**GIVEN INSTRUCTION**
Set down the full listing exactly as given. Any pictures are to be left out.

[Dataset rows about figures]

::::::

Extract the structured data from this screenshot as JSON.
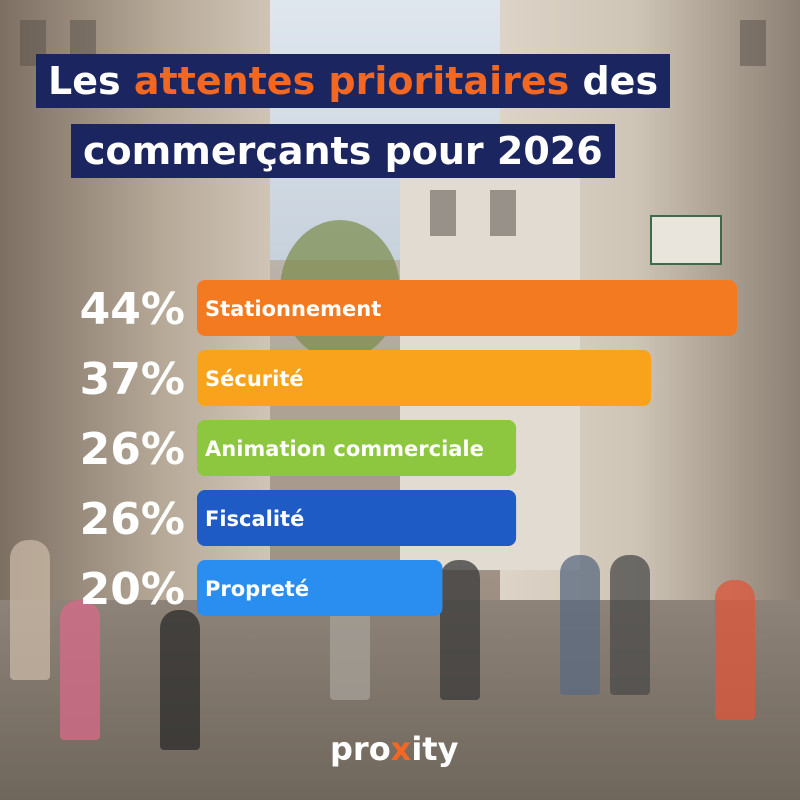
{
  "title": {
    "part1": "Les ",
    "highlight": "attentes prioritaires",
    "part2": " des",
    "line2": "commerçants pour 2026"
  },
  "colors": {
    "title_bg": "#1b2560",
    "title_highlight": "#f26722"
  },
  "chart_data": {
    "type": "bar",
    "orientation": "horizontal",
    "categories": [
      "Stationnement",
      "Sécurité",
      "Animation commerciale",
      "Fiscalité",
      "Propreté"
    ],
    "values": [
      44,
      37,
      26,
      26,
      20
    ],
    "value_labels": [
      "44%",
      "37%",
      "26%",
      "26%",
      "20%"
    ],
    "bar_colors": [
      "#f47a21",
      "#f9a21b",
      "#8dc63f",
      "#1f5bc4",
      "#2a8ef0"
    ],
    "unit": "%",
    "xlim": [
      0,
      44
    ],
    "grid": false,
    "legend": "none"
  },
  "brand": {
    "logo_pre": "pro",
    "logo_x": "x",
    "logo_post": "ity"
  }
}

::::::

**PROBLEM SOLUTION**
Extract the structured data from this screenshot as JSON.
{
  "title": {
    "part1": "Les ",
    "highlight": "attentes prioritaires",
    "part2": " des",
    "line2": "commerçants pour 2026"
  },
  "colors": {
    "title_bg": "#1b2560",
    "title_highlight": "#f26722"
  },
  "chart_data": {
    "type": "bar",
    "orientation": "horizontal",
    "categories": [
      "Stationnement",
      "Sécurité",
      "Animation commerciale",
      "Fiscalité",
      "Propreté"
    ],
    "values": [
      44,
      37,
      26,
      26,
      20
    ],
    "value_labels": [
      "44%",
      "37%",
      "26%",
      "26%",
      "20%"
    ],
    "bar_colors": [
      "#f47a21",
      "#f9a21b",
      "#8dc63f",
      "#1f5bc4",
      "#2a8ef0"
    ],
    "unit": "%",
    "xlim": [
      0,
      44
    ],
    "grid": false,
    "legend": "none"
  },
  "brand": {
    "logo_pre": "pro",
    "logo_x": "x",
    "logo_post": "ity"
  }
}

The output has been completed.